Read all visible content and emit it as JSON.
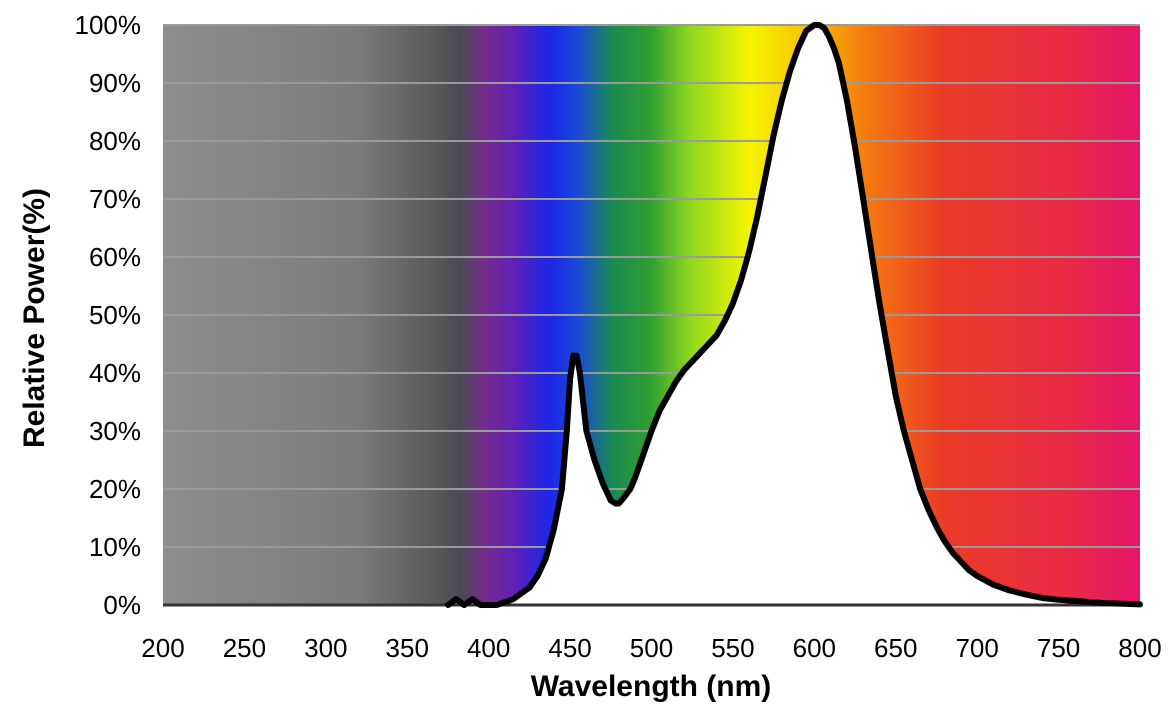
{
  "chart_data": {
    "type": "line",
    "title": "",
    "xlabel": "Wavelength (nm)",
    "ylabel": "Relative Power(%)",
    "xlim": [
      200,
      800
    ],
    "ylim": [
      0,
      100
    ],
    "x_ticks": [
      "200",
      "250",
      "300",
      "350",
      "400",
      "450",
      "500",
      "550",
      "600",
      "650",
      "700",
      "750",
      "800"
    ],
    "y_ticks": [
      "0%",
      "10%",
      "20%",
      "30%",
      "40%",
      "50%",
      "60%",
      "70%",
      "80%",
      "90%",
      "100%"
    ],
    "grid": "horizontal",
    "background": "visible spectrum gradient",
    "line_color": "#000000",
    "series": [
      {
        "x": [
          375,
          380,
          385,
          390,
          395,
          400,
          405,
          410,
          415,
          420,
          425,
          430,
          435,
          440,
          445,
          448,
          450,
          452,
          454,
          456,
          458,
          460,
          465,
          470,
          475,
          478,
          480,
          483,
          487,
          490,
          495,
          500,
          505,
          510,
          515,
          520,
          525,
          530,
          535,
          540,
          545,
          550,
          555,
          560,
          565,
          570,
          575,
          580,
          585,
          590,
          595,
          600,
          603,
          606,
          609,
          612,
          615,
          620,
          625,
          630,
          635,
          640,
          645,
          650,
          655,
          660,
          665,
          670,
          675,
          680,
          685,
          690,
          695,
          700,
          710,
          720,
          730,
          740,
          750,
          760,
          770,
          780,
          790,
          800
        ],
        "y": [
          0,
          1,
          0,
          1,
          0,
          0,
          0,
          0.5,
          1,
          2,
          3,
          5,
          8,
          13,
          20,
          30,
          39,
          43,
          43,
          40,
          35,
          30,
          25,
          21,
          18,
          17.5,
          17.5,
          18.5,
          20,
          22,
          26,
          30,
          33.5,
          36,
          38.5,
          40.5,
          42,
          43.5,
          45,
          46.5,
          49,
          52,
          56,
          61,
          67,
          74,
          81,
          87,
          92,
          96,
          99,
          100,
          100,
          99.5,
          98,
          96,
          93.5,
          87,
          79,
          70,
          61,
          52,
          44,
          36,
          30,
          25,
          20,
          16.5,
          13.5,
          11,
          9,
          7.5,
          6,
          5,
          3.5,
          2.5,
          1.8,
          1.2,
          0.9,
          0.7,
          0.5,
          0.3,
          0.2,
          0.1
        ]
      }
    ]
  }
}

What is required: Only a number is wanted: how many lines of the material include the word "visible".

Exercise result: 2